THE REQUEST =
In the material below, list every line carrying the string "this".

Dataset entries

# # # #

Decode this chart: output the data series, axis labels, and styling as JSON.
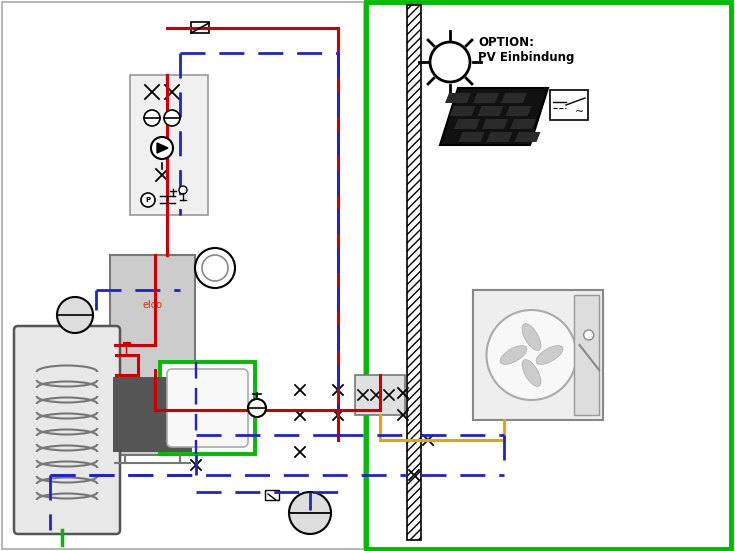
{
  "fig_width": 7.35,
  "fig_height": 5.51,
  "dpi": 100,
  "bg_color": "#ffffff",
  "red": "#cc0000",
  "blue": "#2222cc",
  "green": "#00bb00",
  "yellow": "#e6a800",
  "black": "#000000",
  "gray_light": "#cccccc",
  "gray_dark": "#555555",
  "option_text": "OPTION:\nPV Einbindung",
  "elco_text": "elco"
}
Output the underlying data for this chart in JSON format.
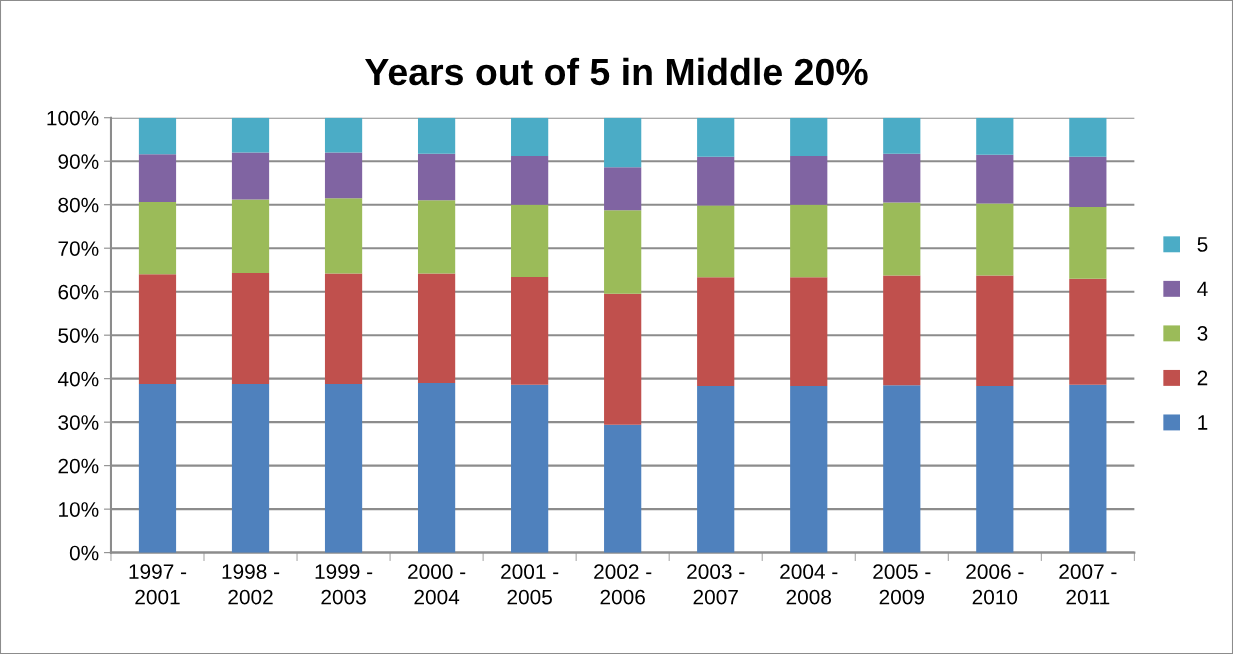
{
  "chart_data": {
    "type": "bar",
    "title": "Years out of 5 in Middle 20%",
    "stacked": true,
    "categories": [
      "1997 -\n2001",
      "1998 -\n2002",
      "1999 -\n2003",
      "2000 -\n2004",
      "2001 -\n2005",
      "2002 -\n2006",
      "2003 -\n2007",
      "2004 -\n2008",
      "2005 -\n2009",
      "2006 -\n2010",
      "2007 -\n2011"
    ],
    "series": [
      {
        "name": "1",
        "color": "#4f81bd",
        "values": [
          38.8,
          38.8,
          38.8,
          39.0,
          38.6,
          29.4,
          38.3,
          38.3,
          38.5,
          38.3,
          38.6
        ]
      },
      {
        "name": "2",
        "color": "#c0504d",
        "values": [
          25.2,
          25.5,
          25.4,
          25.2,
          24.8,
          30.1,
          25.0,
          25.0,
          25.2,
          25.4,
          24.4
        ]
      },
      {
        "name": "3",
        "color": "#9bbb59",
        "values": [
          16.6,
          16.9,
          17.3,
          16.8,
          16.6,
          19.2,
          16.5,
          16.7,
          16.8,
          16.6,
          16.5
        ]
      },
      {
        "name": "4",
        "color": "#8064a2",
        "values": [
          11.0,
          10.8,
          10.5,
          10.7,
          11.2,
          9.9,
          11.2,
          11.2,
          11.2,
          11.2,
          11.5
        ]
      },
      {
        "name": "5",
        "color": "#4bacc6",
        "values": [
          8.4,
          8.0,
          8.0,
          8.3,
          8.8,
          11.4,
          9.0,
          8.8,
          8.3,
          8.5,
          9.0
        ]
      }
    ],
    "ylim": [
      0,
      100
    ],
    "yticks": [
      {
        "value": 0,
        "label": "0%"
      },
      {
        "value": 10,
        "label": "10%"
      },
      {
        "value": 20,
        "label": "20%"
      },
      {
        "value": 30,
        "label": "30%"
      },
      {
        "value": 40,
        "label": "40%"
      },
      {
        "value": 50,
        "label": "50%"
      },
      {
        "value": 60,
        "label": "60%"
      },
      {
        "value": 70,
        "label": "70%"
      },
      {
        "value": 80,
        "label": "80%"
      },
      {
        "value": 90,
        "label": "90%"
      },
      {
        "value": 100,
        "label": "100%"
      }
    ],
    "grid": "y",
    "legend": "right"
  }
}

# # # #

EXERCISE OUTPUT =
Decode this chart: output the data series, axis labels, and styling as JSON.
Output the underlying data for this chart in JSON format.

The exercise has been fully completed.